What needs to be done:
Copy all of the records below verbatim.

Material:
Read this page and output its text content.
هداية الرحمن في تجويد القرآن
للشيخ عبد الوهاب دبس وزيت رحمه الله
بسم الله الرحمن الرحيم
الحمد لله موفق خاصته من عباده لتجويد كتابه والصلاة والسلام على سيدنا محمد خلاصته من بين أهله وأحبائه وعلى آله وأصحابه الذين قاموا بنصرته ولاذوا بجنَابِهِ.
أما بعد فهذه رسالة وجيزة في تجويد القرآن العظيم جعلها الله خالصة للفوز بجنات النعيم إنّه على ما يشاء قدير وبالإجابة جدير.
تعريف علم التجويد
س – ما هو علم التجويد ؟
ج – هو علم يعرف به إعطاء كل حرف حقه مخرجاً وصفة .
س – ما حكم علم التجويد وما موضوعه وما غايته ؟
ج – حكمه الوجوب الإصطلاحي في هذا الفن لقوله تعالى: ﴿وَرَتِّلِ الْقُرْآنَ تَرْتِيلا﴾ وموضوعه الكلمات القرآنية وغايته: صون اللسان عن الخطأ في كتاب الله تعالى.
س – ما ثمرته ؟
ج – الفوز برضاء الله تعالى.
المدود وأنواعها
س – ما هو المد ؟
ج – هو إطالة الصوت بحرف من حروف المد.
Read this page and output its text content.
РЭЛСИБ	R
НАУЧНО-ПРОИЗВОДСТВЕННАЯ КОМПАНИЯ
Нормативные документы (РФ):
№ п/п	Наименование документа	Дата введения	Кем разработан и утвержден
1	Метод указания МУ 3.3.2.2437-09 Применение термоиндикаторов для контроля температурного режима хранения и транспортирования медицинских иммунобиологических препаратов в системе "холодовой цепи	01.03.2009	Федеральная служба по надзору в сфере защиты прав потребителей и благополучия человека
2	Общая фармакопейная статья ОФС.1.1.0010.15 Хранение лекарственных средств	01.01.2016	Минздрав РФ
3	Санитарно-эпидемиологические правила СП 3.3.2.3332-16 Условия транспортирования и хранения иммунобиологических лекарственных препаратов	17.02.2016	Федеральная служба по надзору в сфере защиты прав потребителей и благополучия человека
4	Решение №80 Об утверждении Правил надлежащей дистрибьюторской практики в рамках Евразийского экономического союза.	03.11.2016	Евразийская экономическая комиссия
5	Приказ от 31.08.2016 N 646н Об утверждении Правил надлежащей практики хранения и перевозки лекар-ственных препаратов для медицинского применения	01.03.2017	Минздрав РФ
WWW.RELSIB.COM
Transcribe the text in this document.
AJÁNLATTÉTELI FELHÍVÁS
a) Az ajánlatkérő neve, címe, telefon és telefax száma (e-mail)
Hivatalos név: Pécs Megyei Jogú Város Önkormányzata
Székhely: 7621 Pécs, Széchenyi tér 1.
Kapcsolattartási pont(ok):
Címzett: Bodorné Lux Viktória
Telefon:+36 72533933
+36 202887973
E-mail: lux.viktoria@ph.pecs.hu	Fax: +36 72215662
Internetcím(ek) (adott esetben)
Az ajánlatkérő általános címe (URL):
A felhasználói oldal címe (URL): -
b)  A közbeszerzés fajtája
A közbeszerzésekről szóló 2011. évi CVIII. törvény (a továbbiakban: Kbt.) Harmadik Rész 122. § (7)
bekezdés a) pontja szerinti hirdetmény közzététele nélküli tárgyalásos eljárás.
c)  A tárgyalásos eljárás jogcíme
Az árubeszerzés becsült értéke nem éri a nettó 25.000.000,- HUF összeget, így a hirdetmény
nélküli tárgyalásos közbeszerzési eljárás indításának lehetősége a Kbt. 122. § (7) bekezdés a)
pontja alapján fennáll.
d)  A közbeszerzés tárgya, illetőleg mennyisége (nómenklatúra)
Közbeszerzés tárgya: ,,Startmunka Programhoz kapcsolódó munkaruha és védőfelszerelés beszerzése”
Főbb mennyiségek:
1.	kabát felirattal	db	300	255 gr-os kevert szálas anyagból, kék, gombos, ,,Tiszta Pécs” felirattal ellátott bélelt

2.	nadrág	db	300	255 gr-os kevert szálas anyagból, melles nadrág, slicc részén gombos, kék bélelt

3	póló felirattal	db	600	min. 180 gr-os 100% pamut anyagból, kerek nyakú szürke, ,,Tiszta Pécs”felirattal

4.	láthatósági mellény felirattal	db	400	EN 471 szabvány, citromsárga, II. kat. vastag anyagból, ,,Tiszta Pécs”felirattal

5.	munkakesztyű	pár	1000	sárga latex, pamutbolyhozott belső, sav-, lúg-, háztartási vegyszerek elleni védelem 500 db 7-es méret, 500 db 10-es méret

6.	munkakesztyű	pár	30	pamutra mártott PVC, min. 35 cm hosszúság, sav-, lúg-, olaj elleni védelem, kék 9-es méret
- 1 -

Answer to the task:
Read this page and output its text content.
هداية الرحمن في تجويد القرآن
للشيخ عبد الوهاب دبس وزيت رحمه الله
بسم الله الرحمن الرحيم
الحمد لله موفق خاصته من عباده لتجويد كتابه والصلاة والسلام على سيدنا محمد خلاصته من بين أهله وأحبائه وعلى آله وأصحابه الذين قاموا بنصرته ولاذوا بجنَابِهِ.
أما بعد فهذه رسالة وجيزة في تجويد القرآن العظيم جعلها الله خالصة للفوز بجنات النعيم إنّه على ما يشاء قدير وبالإجابة جدير.
تعريف علم التجويد
س – ما هو علم التجويد ؟
ج – هو علم يعرف به إعطاء كل حرف حقه مخرجاً وصفة .
س – ما حكم علم التجويد وما موضوعه وما غايته ؟
ج – حكمه الوجوب الإصطلاحي في هذا الفن لقوله تعالى: ﴿وَرَتِّلِ الْقُرْآنَ تَرْتِيلا﴾ وموضوعه الكلمات القرآنية وغايته: صون اللسان عن الخطأ في كتاب الله تعالى.
س – ما ثمرته ؟
ج – الفوز برضاء الله تعالى.
المدود وأنواعها
س – ما هو المد ؟
ج – هو إطالة الصوت بحرف من حروف المد.
Read this page and output its text content.
РЭЛСИБ	R
НАУЧНО-ПРОИЗВОДСТВЕННАЯ КОМПАНИЯ
Нормативные документы (РФ):
№ п/п	Наименование документа	Дата введения	Кем разработан и утвержден
1	Метод указания МУ 3.3.2.2437-09 Применение термоиндикаторов для контроля температурного режима хранения и транспортирования медицинских иммунобиологических препаратов в системе "холодовой цепи	01.03.2009	Федеральная служба по надзору в сфере защиты прав потребителей и благополучия человека
2	Общая фармакопейная статья ОФС.1.1.0010.15 Хранение лекарственных средств	01.01.2016	Минздрав РФ
3	Санитарно-эпидемиологические правила СП 3.3.2.3332-16 Условия транспортирования и хранения иммунобиологических лекарственных препаратов	17.02.2016	Федеральная служба по надзору в сфере защиты прав потребителей и благополучия человека
4	Решение №80 Об утверждении Правил надлежащей дистрибьюторской практики в рамках Евразийского экономического союза.	03.11.2016	Евразийская экономическая комиссия
5	Приказ от 31.08.2016 N 646н Об утверждении Правил надлежащей практики хранения и перевозки лекар-ственных препаратов для медицинского применения	01.03.2017	Минздрав РФ
WWW.RELSIB.COM
Transcribe the text in this document.
AJÁNLATTÉTELI FELHÍVÁS
a) Az ajánlatkérő neve, címe, telefon és telefax száma (e-mail)
Hivatalos név: Pécs Megyei Jogú Város Önkormányzata
Székhely: 7621 Pécs, Széchenyi tér 1.
Kapcsolattartási pont(ok):
Címzett: Bodorné Lux Viktória
Telefon:+36 72533933
+36 202887973
E-mail: lux.viktoria@ph.pecs.hu	Fax: +36 72215662
Internetcím(ek) (adott esetben)
Az ajánlatkérő általános címe (URL):
A felhasználói oldal címe (URL): -
b)  A közbeszerzés fajtája
A közbeszerzésekről szóló 2011. évi CVIII. törvény (a továbbiakban: Kbt.) Harmadik Rész 122. § (7)
bekezdés a) pontja szerinti hirdetmény közzététele nélküli tárgyalásos eljárás.
c)  A tárgyalásos eljárás jogcíme
Az árubeszerzés becsült értéke nem éri a nettó 25.000.000,- HUF összeget, így a hirdetmény
nélküli tárgyalásos közbeszerzési eljárás indításának lehetősége a Kbt. 122. § (7) bekezdés a)
pontja alapján fennáll.
d)  A közbeszerzés tárgya, illetőleg mennyisége (nómenklatúra)
Közbeszerzés tárgya: ,,Startmunka Programhoz kapcsolódó munkaruha és védőfelszerelés beszerzése”
Főbb mennyiségek:
1.	kabát felirattal	db	300	255 gr-os kevert szálas anyagból, kék, gombos, ,,Tiszta Pécs” felirattal ellátott bélelt

2.	nadrág	db	300	255 gr-os kevert szálas anyagból, melles nadrág, slicc részén gombos, kék bélelt

3	póló felirattal	db	600	min. 180 gr-os 100% pamut anyagból, kerek nyakú szürke, ,,Tiszta Pécs”felirattal

4.	láthatósági mellény felirattal	db	400	EN 471 szabvány, citromsárga, II. kat. vastag anyagból, ,,Tiszta Pécs”felirattal

5.	munkakesztyű	pár	1000	sárga latex, pamutbolyhozott belső, sav-, lúg-, háztartási vegyszerek elleni védelem 500 db 7-es méret, 500 db 10-es méret

6.	munkakesztyű	pár	30	pamutra mártott PVC, min. 35 cm hosszúság, sav-, lúg-, olaj elleni védelem, kék 9-es méret
- 1 -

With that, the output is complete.